▶ **EXERCISE AIM**
Skip the pictures. Repeat everything else in the records word for word.

START RECORDS FOR THIS TASK

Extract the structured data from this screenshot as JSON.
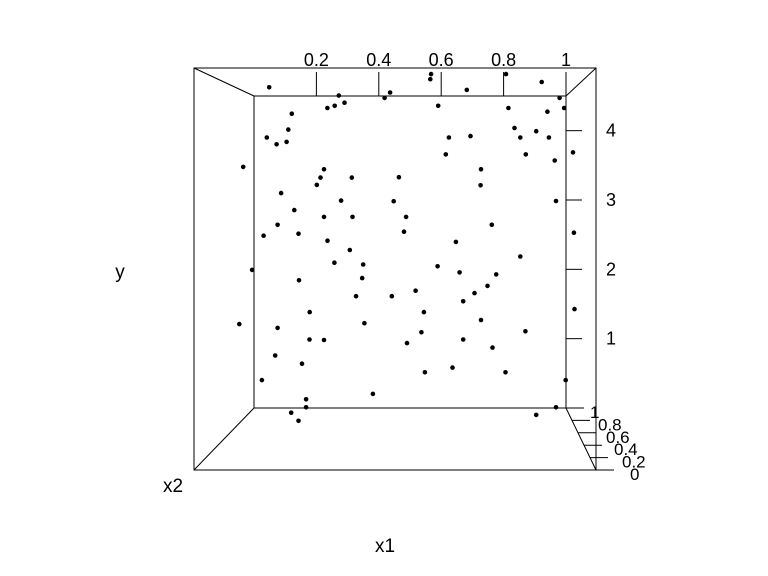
{
  "chart_data": {
    "type": "scatter",
    "title": "",
    "xlabel": "x1",
    "ylabel": "y",
    "zlabel": "x2",
    "x_ticks": [
      "0.2",
      "0.4",
      "0.6",
      "0.8",
      "1"
    ],
    "y_ticks": [
      "1",
      "2",
      "3",
      "4"
    ],
    "z_ticks": [
      "0",
      "0.2",
      "0.4",
      "0.6",
      "0.8",
      "1"
    ],
    "xlim": [
      0,
      1
    ],
    "ylim": [
      0,
      4.5
    ],
    "zlim": [
      0,
      1
    ],
    "grid": false,
    "legend": "none",
    "point_color": "#000000",
    "x": [
      0.14,
      0.12,
      0.16,
      0.16,
      0.15,
      0.15,
      0.13,
      0.12,
      0.18,
      0.19,
      0.32,
      0.33,
      0.31,
      0.28,
      0.28,
      0.27,
      0.29,
      0.3,
      0.22,
      0.21,
      0.24,
      0.25,
      0.27,
      0.23,
      0.2,
      0.23,
      0.22,
      0.31,
      0.26,
      0.28,
      0.35,
      0.36,
      0.36,
      0.39,
      0.38,
      0.37,
      0.4,
      0.45,
      0.46,
      0.49,
      0.48,
      0.51,
      0.5,
      0.47,
      0.54,
      0.56,
      0.55,
      0.58,
      0.58,
      0.6,
      0.63,
      0.62,
      0.65,
      0.66,
      0.67,
      0.67,
      0.64,
      0.68,
      0.69,
      0.72,
      0.72,
      0.75,
      0.76,
      0.74,
      0.72,
      0.75,
      0.79,
      0.8,
      0.81,
      0.83,
      0.85,
      0.83,
      0.84,
      0.89,
      0.9,
      0.88,
      0.91,
      0.92,
      0.94,
      0.96,
      0.97,
      0.93,
      0.98,
      0.99,
      0.95,
      0.93,
      0.1,
      0.12,
      0.15,
      0.11,
      0.21,
      0.23,
      0.25,
      0.44,
      0.52,
      0.57,
      0.6,
      0.7,
      0.78,
      0.86
    ],
    "y": [
      4.4,
      3.8,
      3.7,
      3.1,
      2.7,
      1.4,
      1.0,
      0.8,
      3.9,
      4.1,
      4.3,
      4.3,
      4.2,
      4.2,
      3.4,
      3.2,
      2.5,
      2.2,
      2.6,
      2.0,
      1.6,
      1.3,
      1.2,
      0.5,
      0.4,
      0.4,
      0.3,
      3.0,
      3.3,
      2.8,
      3.3,
      2.8,
      2.4,
      2.2,
      2.0,
      1.8,
      1.5,
      4.3,
      4.4,
      3.3,
      3.0,
      2.8,
      2.6,
      1.8,
      1.9,
      1.6,
      1.3,
      4.6,
      4.5,
      4.2,
      3.8,
      3.6,
      2.5,
      2.1,
      1.7,
      1.3,
      0.9,
      4.4,
      3.8,
      3.4,
      3.2,
      2.7,
      2.1,
      1.9,
      1.5,
      1.2,
      4.6,
      4.2,
      3.9,
      3.8,
      3.6,
      2.3,
      1.4,
      4.5,
      4.1,
      3.9,
      3.8,
      3.5,
      4.3,
      4.2,
      3.6,
      3.0,
      2.6,
      1.6,
      0.8,
      0.4,
      1.6,
      2.2,
      2.6,
      3.4,
      3.7,
      2.9,
      1.1,
      0.8,
      1.3,
      1.0,
      2.2,
      1.9,
      1.0,
      0.5
    ],
    "z": [
      0.6,
      0.5,
      0.6,
      0.5,
      0.5,
      0.5,
      0.4,
      0.6,
      0.5,
      0.5,
      0.3,
      0.6,
      0.5,
      0.4,
      0.5,
      0.6,
      0.5,
      0.4,
      0.6,
      0.5,
      0.5,
      0.6,
      0.4,
      0.5,
      0.6,
      0.5,
      0.6,
      0.3,
      0.4,
      0.5,
      0.4,
      0.5,
      0.6,
      0.5,
      0.4,
      0.5,
      0.6,
      0.5,
      0.4,
      0.5,
      0.6,
      0.5,
      0.4,
      0.5,
      0.6,
      0.5,
      0.4,
      0.5,
      0.6,
      0.5,
      0.5,
      0.4,
      0.6,
      0.5,
      0.4,
      0.6,
      0.5,
      0.5,
      0.6,
      0.5,
      0.4,
      0.5,
      0.6,
      0.4,
      0.5,
      0.6,
      0.5,
      0.4,
      0.6,
      0.5,
      0.4,
      0.5,
      0.6,
      0.5,
      0.6,
      0.4,
      0.5,
      0.6,
      0.5,
      0.4,
      0.6,
      0.5,
      0.5,
      0.4,
      0.6,
      0.5,
      0.9,
      0.8,
      0.8,
      0.9,
      0.8,
      0.8,
      0.8,
      0.9,
      0.7,
      0.8,
      0.6,
      0.7,
      0.8,
      0.8
    ]
  }
}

END RECORDS FOR THIS TASK

▶ **REPLY TO THE EXERCISE**
Extract the structured data from this screenshot as JSON.
{
  "chart_data": {
    "type": "scatter",
    "title": "",
    "xlabel": "x1",
    "ylabel": "y",
    "zlabel": "x2",
    "x_ticks": [
      "0.2",
      "0.4",
      "0.6",
      "0.8",
      "1"
    ],
    "y_ticks": [
      "1",
      "2",
      "3",
      "4"
    ],
    "z_ticks": [
      "0",
      "0.2",
      "0.4",
      "0.6",
      "0.8",
      "1"
    ],
    "xlim": [
      0,
      1
    ],
    "ylim": [
      0,
      4.5
    ],
    "zlim": [
      0,
      1
    ],
    "grid": false,
    "legend": "none",
    "point_color": "#000000",
    "x": [
      0.14,
      0.12,
      0.16,
      0.16,
      0.15,
      0.15,
      0.13,
      0.12,
      0.18,
      0.19,
      0.32,
      0.33,
      0.31,
      0.28,
      0.28,
      0.27,
      0.29,
      0.3,
      0.22,
      0.21,
      0.24,
      0.25,
      0.27,
      0.23,
      0.2,
      0.23,
      0.22,
      0.31,
      0.26,
      0.28,
      0.35,
      0.36,
      0.36,
      0.39,
      0.38,
      0.37,
      0.4,
      0.45,
      0.46,
      0.49,
      0.48,
      0.51,
      0.5,
      0.47,
      0.54,
      0.56,
      0.55,
      0.58,
      0.58,
      0.6,
      0.63,
      0.62,
      0.65,
      0.66,
      0.67,
      0.67,
      0.64,
      0.68,
      0.69,
      0.72,
      0.72,
      0.75,
      0.76,
      0.74,
      0.72,
      0.75,
      0.79,
      0.8,
      0.81,
      0.83,
      0.85,
      0.83,
      0.84,
      0.89,
      0.9,
      0.88,
      0.91,
      0.92,
      0.94,
      0.96,
      0.97,
      0.93,
      0.98,
      0.99,
      0.95,
      0.93,
      0.1,
      0.12,
      0.15,
      0.11,
      0.21,
      0.23,
      0.25,
      0.44,
      0.52,
      0.57,
      0.6,
      0.7,
      0.78,
      0.86
    ],
    "y": [
      4.4,
      3.8,
      3.7,
      3.1,
      2.7,
      1.4,
      1.0,
      0.8,
      3.9,
      4.1,
      4.3,
      4.3,
      4.2,
      4.2,
      3.4,
      3.2,
      2.5,
      2.2,
      2.6,
      2.0,
      1.6,
      1.3,
      1.2,
      0.5,
      0.4,
      0.4,
      0.3,
      3.0,
      3.3,
      2.8,
      3.3,
      2.8,
      2.4,
      2.2,
      2.0,
      1.8,
      1.5,
      4.3,
      4.4,
      3.3,
      3.0,
      2.8,
      2.6,
      1.8,
      1.9,
      1.6,
      1.3,
      4.6,
      4.5,
      4.2,
      3.8,
      3.6,
      2.5,
      2.1,
      1.7,
      1.3,
      0.9,
      4.4,
      3.8,
      3.4,
      3.2,
      2.7,
      2.1,
      1.9,
      1.5,
      1.2,
      4.6,
      4.2,
      3.9,
      3.8,
      3.6,
      2.3,
      1.4,
      4.5,
      4.1,
      3.9,
      3.8,
      3.5,
      4.3,
      4.2,
      3.6,
      3.0,
      2.6,
      1.6,
      0.8,
      0.4,
      1.6,
      2.2,
      2.6,
      3.4,
      3.7,
      2.9,
      1.1,
      0.8,
      1.3,
      1.0,
      2.2,
      1.9,
      1.0,
      0.5
    ],
    "z": [
      0.6,
      0.5,
      0.6,
      0.5,
      0.5,
      0.5,
      0.4,
      0.6,
      0.5,
      0.5,
      0.3,
      0.6,
      0.5,
      0.4,
      0.5,
      0.6,
      0.5,
      0.4,
      0.6,
      0.5,
      0.5,
      0.6,
      0.4,
      0.5,
      0.6,
      0.5,
      0.6,
      0.3,
      0.4,
      0.5,
      0.4,
      0.5,
      0.6,
      0.5,
      0.4,
      0.5,
      0.6,
      0.5,
      0.4,
      0.5,
      0.6,
      0.5,
      0.4,
      0.5,
      0.6,
      0.5,
      0.4,
      0.5,
      0.6,
      0.5,
      0.5,
      0.4,
      0.6,
      0.5,
      0.4,
      0.6,
      0.5,
      0.5,
      0.6,
      0.5,
      0.4,
      0.5,
      0.6,
      0.4,
      0.5,
      0.6,
      0.5,
      0.4,
      0.6,
      0.5,
      0.4,
      0.5,
      0.6,
      0.5,
      0.6,
      0.4,
      0.5,
      0.6,
      0.5,
      0.4,
      0.6,
      0.5,
      0.5,
      0.4,
      0.6,
      0.5,
      0.9,
      0.8,
      0.8,
      0.9,
      0.8,
      0.8,
      0.8,
      0.9,
      0.7,
      0.8,
      0.6,
      0.7,
      0.8,
      0.8
    ]
  }
}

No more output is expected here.